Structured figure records
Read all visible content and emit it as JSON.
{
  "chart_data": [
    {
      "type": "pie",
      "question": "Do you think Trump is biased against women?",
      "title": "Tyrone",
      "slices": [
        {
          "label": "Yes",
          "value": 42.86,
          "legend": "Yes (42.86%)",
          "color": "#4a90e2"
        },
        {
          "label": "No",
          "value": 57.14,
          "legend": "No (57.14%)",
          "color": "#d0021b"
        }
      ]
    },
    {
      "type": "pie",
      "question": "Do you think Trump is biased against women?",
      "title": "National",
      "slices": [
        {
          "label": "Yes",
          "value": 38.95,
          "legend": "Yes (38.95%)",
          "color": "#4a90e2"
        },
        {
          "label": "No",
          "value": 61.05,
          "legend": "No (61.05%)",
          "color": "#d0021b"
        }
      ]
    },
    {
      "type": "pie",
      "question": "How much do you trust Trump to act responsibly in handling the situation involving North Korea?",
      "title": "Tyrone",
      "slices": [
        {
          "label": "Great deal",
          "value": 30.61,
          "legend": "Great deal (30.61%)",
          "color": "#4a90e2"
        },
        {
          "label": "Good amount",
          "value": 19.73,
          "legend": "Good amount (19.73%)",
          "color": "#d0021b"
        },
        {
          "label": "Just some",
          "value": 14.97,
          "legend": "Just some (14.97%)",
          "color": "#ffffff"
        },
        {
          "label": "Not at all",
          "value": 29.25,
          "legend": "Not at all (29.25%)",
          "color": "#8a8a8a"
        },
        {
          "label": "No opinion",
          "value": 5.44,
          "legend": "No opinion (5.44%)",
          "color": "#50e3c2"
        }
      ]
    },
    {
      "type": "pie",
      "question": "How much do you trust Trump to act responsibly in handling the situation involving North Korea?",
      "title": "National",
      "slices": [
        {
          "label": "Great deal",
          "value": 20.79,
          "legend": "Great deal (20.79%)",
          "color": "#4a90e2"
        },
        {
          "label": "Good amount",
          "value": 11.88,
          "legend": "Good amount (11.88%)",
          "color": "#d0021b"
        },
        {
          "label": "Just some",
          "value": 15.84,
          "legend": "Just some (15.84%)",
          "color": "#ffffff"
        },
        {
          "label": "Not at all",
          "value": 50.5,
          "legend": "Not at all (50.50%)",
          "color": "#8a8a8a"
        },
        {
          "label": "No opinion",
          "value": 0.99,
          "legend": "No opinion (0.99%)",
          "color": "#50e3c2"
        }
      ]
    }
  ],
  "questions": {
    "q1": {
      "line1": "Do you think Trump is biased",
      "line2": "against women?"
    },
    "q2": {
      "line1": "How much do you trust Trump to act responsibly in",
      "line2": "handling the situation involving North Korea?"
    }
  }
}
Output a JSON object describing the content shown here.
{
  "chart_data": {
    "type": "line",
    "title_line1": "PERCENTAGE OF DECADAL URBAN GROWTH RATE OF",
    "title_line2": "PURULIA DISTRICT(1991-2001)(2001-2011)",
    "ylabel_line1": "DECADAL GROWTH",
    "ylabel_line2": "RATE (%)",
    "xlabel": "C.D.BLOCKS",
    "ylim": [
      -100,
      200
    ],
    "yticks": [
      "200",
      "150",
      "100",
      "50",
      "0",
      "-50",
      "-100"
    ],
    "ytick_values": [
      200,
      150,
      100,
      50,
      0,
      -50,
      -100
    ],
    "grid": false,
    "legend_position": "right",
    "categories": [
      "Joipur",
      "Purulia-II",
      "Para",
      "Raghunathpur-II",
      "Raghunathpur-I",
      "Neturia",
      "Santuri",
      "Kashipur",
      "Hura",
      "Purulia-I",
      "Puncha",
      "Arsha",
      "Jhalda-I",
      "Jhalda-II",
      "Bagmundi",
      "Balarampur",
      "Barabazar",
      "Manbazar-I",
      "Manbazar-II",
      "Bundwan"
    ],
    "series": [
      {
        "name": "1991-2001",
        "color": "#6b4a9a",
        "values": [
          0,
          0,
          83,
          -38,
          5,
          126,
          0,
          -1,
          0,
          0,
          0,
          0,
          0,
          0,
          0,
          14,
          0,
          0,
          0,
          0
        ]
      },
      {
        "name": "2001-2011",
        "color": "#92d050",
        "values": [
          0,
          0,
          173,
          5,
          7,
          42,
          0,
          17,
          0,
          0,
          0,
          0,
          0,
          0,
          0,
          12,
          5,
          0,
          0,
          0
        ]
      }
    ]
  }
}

◆ Task
Generate an exact reproduction of all entries.

◆ Solved problem
Read all visible content and emit it as JSON.
{
  "chart_data": [
    {
      "type": "pie",
      "question": "Do you think Trump is biased against women?",
      "title": "Tyrone",
      "slices": [
        {
          "label": "Yes",
          "value": 42.86,
          "legend": "Yes (42.86%)",
          "color": "#4a90e2"
        },
        {
          "label": "No",
          "value": 57.14,
          "legend": "No (57.14%)",
          "color": "#d0021b"
        }
      ]
    },
    {
      "type": "pie",
      "question": "Do you think Trump is biased against women?",
      "title": "National",
      "slices": [
        {
          "label": "Yes",
          "value": 38.95,
          "legend": "Yes (38.95%)",
          "color": "#4a90e2"
        },
        {
          "label": "No",
          "value": 61.05,
          "legend": "No (61.05%)",
          "color": "#d0021b"
        }
      ]
    },
    {
      "type": "pie",
      "question": "How much do you trust Trump to act responsibly in handling the situation involving North Korea?",
      "title": "Tyrone",
      "slices": [
        {
          "label": "Great deal",
          "value": 30.61,
          "legend": "Great deal (30.61%)",
          "color": "#4a90e2"
        },
        {
          "label": "Good amount",
          "value": 19.73,
          "legend": "Good amount (19.73%)",
          "color": "#d0021b"
        },
        {
          "label": "Just some",
          "value": 14.97,
          "legend": "Just some (14.97%)",
          "color": "#ffffff"
        },
        {
          "label": "Not at all",
          "value": 29.25,
          "legend": "Not at all (29.25%)",
          "color": "#8a8a8a"
        },
        {
          "label": "No opinion",
          "value": 5.44,
          "legend": "No opinion (5.44%)",
          "color": "#50e3c2"
        }
      ]
    },
    {
      "type": "pie",
      "question": "How much do you trust Trump to act responsibly in handling the situation involving North Korea?",
      "title": "National",
      "slices": [
        {
          "label": "Great deal",
          "value": 20.79,
          "legend": "Great deal (20.79%)",
          "color": "#4a90e2"
        },
        {
          "label": "Good amount",
          "value": 11.88,
          "legend": "Good amount (11.88%)",
          "color": "#d0021b"
        },
        {
          "label": "Just some",
          "value": 15.84,
          "legend": "Just some (15.84%)",
          "color": "#ffffff"
        },
        {
          "label": "Not at all",
          "value": 50.5,
          "legend": "Not at all (50.50%)",
          "color": "#8a8a8a"
        },
        {
          "label": "No opinion",
          "value": 0.99,
          "legend": "No opinion (0.99%)",
          "color": "#50e3c2"
        }
      ]
    }
  ],
  "questions": {
    "q1": {
      "line1": "Do you think Trump is biased",
      "line2": "against women?"
    },
    "q2": {
      "line1": "How much do you trust Trump to act responsibly in",
      "line2": "handling the situation involving North Korea?"
    }
  }
}
Output a JSON object describing the content shown here.
{
  "chart_data": {
    "type": "line",
    "title_line1": "PERCENTAGE OF DECADAL URBAN GROWTH RATE OF",
    "title_line2": "PURULIA DISTRICT(1991-2001)(2001-2011)",
    "ylabel_line1": "DECADAL GROWTH",
    "ylabel_line2": "RATE (%)",
    "xlabel": "C.D.BLOCKS",
    "ylim": [
      -100,
      200
    ],
    "yticks": [
      "200",
      "150",
      "100",
      "50",
      "0",
      "-50",
      "-100"
    ],
    "ytick_values": [
      200,
      150,
      100,
      50,
      0,
      -50,
      -100
    ],
    "grid": false,
    "legend_position": "right",
    "categories": [
      "Joipur",
      "Purulia-II",
      "Para",
      "Raghunathpur-II",
      "Raghunathpur-I",
      "Neturia",
      "Santuri",
      "Kashipur",
      "Hura",
      "Purulia-I",
      "Puncha",
      "Arsha",
      "Jhalda-I",
      "Jhalda-II",
      "Bagmundi",
      "Balarampur",
      "Barabazar",
      "Manbazar-I",
      "Manbazar-II",
      "Bundwan"
    ],
    "series": [
      {
        "name": "1991-2001",
        "color": "#6b4a9a",
        "values": [
          0,
          0,
          83,
          -38,
          5,
          126,
          0,
          -1,
          0,
          0,
          0,
          0,
          0,
          0,
          0,
          14,
          0,
          0,
          0,
          0
        ]
      },
      {
        "name": "2001-2011",
        "color": "#92d050",
        "values": [
          0,
          0,
          173,
          5,
          7,
          42,
          0,
          17,
          0,
          0,
          0,
          0,
          0,
          0,
          0,
          12,
          5,
          0,
          0,
          0
        ]
      }
    ]
  }
}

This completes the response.